| What you will do |
Your task is to write out the complete listing exactly as it is shown.

** START **

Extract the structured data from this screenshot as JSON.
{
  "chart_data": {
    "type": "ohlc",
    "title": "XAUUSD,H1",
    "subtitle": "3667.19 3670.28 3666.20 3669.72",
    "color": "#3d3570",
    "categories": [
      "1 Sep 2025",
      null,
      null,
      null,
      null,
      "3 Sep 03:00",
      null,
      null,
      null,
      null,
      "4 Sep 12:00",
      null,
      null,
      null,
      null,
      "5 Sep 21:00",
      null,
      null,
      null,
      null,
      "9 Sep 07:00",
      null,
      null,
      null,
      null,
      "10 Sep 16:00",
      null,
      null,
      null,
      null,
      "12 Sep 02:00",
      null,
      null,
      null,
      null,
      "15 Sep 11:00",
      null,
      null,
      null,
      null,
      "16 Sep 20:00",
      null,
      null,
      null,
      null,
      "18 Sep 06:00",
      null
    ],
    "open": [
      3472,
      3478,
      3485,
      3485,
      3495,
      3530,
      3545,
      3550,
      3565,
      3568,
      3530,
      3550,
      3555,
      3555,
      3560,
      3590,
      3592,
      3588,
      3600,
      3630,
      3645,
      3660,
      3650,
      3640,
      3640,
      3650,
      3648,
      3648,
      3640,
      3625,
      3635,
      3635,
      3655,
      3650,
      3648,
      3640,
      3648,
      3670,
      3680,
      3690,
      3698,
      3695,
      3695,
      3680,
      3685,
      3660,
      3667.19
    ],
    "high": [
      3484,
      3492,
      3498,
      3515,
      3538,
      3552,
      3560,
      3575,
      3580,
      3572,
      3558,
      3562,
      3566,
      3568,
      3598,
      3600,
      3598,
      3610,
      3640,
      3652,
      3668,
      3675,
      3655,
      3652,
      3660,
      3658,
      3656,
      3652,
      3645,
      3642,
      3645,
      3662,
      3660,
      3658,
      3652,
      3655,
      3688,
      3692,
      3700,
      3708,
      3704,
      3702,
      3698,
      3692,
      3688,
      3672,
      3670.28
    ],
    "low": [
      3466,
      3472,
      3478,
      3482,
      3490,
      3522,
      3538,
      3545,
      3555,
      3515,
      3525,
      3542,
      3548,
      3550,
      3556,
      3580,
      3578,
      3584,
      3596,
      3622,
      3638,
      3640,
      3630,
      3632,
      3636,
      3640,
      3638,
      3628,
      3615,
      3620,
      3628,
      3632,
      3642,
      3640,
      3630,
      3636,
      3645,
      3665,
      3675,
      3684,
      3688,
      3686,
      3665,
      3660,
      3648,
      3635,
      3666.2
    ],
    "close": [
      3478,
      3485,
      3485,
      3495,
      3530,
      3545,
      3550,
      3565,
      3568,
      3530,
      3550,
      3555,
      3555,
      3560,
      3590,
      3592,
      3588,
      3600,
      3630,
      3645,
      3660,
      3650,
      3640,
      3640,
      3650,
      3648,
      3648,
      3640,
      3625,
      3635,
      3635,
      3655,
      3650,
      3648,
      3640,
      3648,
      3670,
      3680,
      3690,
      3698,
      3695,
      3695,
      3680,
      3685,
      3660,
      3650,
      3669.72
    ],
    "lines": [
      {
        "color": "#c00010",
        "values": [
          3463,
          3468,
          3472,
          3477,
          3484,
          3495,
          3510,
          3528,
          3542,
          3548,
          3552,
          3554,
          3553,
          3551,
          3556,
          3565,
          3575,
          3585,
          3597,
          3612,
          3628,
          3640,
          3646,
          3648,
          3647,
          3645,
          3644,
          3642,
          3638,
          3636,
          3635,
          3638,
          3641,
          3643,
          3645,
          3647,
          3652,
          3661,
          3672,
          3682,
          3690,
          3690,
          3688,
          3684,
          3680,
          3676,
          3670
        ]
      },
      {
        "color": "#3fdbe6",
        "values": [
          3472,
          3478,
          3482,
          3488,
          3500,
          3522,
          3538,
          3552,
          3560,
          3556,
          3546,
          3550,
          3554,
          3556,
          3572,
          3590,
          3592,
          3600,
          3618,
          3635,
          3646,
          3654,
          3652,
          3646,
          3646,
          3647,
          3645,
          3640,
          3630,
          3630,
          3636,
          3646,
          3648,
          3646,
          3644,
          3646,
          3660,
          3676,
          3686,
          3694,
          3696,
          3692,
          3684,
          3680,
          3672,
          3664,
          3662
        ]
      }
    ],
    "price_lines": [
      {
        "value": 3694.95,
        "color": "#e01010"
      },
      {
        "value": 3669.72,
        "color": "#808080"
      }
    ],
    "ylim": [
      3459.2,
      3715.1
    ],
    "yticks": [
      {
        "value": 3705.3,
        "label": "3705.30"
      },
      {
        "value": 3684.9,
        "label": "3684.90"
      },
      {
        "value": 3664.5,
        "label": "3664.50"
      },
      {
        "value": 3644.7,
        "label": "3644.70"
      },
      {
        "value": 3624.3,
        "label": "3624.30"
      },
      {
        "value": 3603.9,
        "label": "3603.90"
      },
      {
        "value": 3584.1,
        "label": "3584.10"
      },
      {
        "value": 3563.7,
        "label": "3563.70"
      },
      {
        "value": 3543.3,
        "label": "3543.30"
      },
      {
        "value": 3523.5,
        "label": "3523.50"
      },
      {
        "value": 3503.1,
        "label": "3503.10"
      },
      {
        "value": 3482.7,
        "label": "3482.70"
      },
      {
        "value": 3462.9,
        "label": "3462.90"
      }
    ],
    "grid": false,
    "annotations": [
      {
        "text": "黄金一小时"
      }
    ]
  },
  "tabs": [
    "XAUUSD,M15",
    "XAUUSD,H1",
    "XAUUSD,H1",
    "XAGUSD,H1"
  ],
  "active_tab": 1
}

** END **

| Task result |
Extract the structured data from this screenshot as JSON.
{
  "chart_data": {
    "type": "ohlc",
    "title": "XAUUSD,H1",
    "subtitle": "3667.19 3670.28 3666.20 3669.72",
    "color": "#3d3570",
    "categories": [
      "1 Sep 2025",
      null,
      null,
      null,
      null,
      "3 Sep 03:00",
      null,
      null,
      null,
      null,
      "4 Sep 12:00",
      null,
      null,
      null,
      null,
      "5 Sep 21:00",
      null,
      null,
      null,
      null,
      "9 Sep 07:00",
      null,
      null,
      null,
      null,
      "10 Sep 16:00",
      null,
      null,
      null,
      null,
      "12 Sep 02:00",
      null,
      null,
      null,
      null,
      "15 Sep 11:00",
      null,
      null,
      null,
      null,
      "16 Sep 20:00",
      null,
      null,
      null,
      null,
      "18 Sep 06:00",
      null
    ],
    "open": [
      3472,
      3478,
      3485,
      3485,
      3495,
      3530,
      3545,
      3550,
      3565,
      3568,
      3530,
      3550,
      3555,
      3555,
      3560,
      3590,
      3592,
      3588,
      3600,
      3630,
      3645,
      3660,
      3650,
      3640,
      3640,
      3650,
      3648,
      3648,
      3640,
      3625,
      3635,
      3635,
      3655,
      3650,
      3648,
      3640,
      3648,
      3670,
      3680,
      3690,
      3698,
      3695,
      3695,
      3680,
      3685,
      3660,
      3667.19
    ],
    "high": [
      3484,
      3492,
      3498,
      3515,
      3538,
      3552,
      3560,
      3575,
      3580,
      3572,
      3558,
      3562,
      3566,
      3568,
      3598,
      3600,
      3598,
      3610,
      3640,
      3652,
      3668,
      3675,
      3655,
      3652,
      3660,
      3658,
      3656,
      3652,
      3645,
      3642,
      3645,
      3662,
      3660,
      3658,
      3652,
      3655,
      3688,
      3692,
      3700,
      3708,
      3704,
      3702,
      3698,
      3692,
      3688,
      3672,
      3670.28
    ],
    "low": [
      3466,
      3472,
      3478,
      3482,
      3490,
      3522,
      3538,
      3545,
      3555,
      3515,
      3525,
      3542,
      3548,
      3550,
      3556,
      3580,
      3578,
      3584,
      3596,
      3622,
      3638,
      3640,
      3630,
      3632,
      3636,
      3640,
      3638,
      3628,
      3615,
      3620,
      3628,
      3632,
      3642,
      3640,
      3630,
      3636,
      3645,
      3665,
      3675,
      3684,
      3688,
      3686,
      3665,
      3660,
      3648,
      3635,
      3666.2
    ],
    "close": [
      3478,
      3485,
      3485,
      3495,
      3530,
      3545,
      3550,
      3565,
      3568,
      3530,
      3550,
      3555,
      3555,
      3560,
      3590,
      3592,
      3588,
      3600,
      3630,
      3645,
      3660,
      3650,
      3640,
      3640,
      3650,
      3648,
      3648,
      3640,
      3625,
      3635,
      3635,
      3655,
      3650,
      3648,
      3640,
      3648,
      3670,
      3680,
      3690,
      3698,
      3695,
      3695,
      3680,
      3685,
      3660,
      3650,
      3669.72
    ],
    "lines": [
      {
        "color": "#c00010",
        "values": [
          3463,
          3468,
          3472,
          3477,
          3484,
          3495,
          3510,
          3528,
          3542,
          3548,
          3552,
          3554,
          3553,
          3551,
          3556,
          3565,
          3575,
          3585,
          3597,
          3612,
          3628,
          3640,
          3646,
          3648,
          3647,
          3645,
          3644,
          3642,
          3638,
          3636,
          3635,
          3638,
          3641,
          3643,
          3645,
          3647,
          3652,
          3661,
          3672,
          3682,
          3690,
          3690,
          3688,
          3684,
          3680,
          3676,
          3670
        ]
      },
      {
        "color": "#3fdbe6",
        "values": [
          3472,
          3478,
          3482,
          3488,
          3500,
          3522,
          3538,
          3552,
          3560,
          3556,
          3546,
          3550,
          3554,
          3556,
          3572,
          3590,
          3592,
          3600,
          3618,
          3635,
          3646,
          3654,
          3652,
          3646,
          3646,
          3647,
          3645,
          3640,
          3630,
          3630,
          3636,
          3646,
          3648,
          3646,
          3644,
          3646,
          3660,
          3676,
          3686,
          3694,
          3696,
          3692,
          3684,
          3680,
          3672,
          3664,
          3662
        ]
      }
    ],
    "price_lines": [
      {
        "value": 3694.95,
        "color": "#e01010"
      },
      {
        "value": 3669.72,
        "color": "#808080"
      }
    ],
    "ylim": [
      3459.2,
      3715.1
    ],
    "yticks": [
      {
        "value": 3705.3,
        "label": "3705.30"
      },
      {
        "value": 3684.9,
        "label": "3684.90"
      },
      {
        "value": 3664.5,
        "label": "3664.50"
      },
      {
        "value": 3644.7,
        "label": "3644.70"
      },
      {
        "value": 3624.3,
        "label": "3624.30"
      },
      {
        "value": 3603.9,
        "label": "3603.90"
      },
      {
        "value": 3584.1,
        "label": "3584.10"
      },
      {
        "value": 3563.7,
        "label": "3563.70"
      },
      {
        "value": 3543.3,
        "label": "3543.30"
      },
      {
        "value": 3523.5,
        "label": "3523.50"
      },
      {
        "value": 3503.1,
        "label": "3503.10"
      },
      {
        "value": 3482.7,
        "label": "3482.70"
      },
      {
        "value": 3462.9,
        "label": "3462.90"
      }
    ],
    "grid": false,
    "annotations": [
      {
        "text": "黄金一小时"
      }
    ]
  },
  "tabs": [
    "XAUUSD,M15",
    "XAUUSD,H1",
    "XAUUSD,H1",
    "XAGUSD,H1"
  ],
  "active_tab": 1
}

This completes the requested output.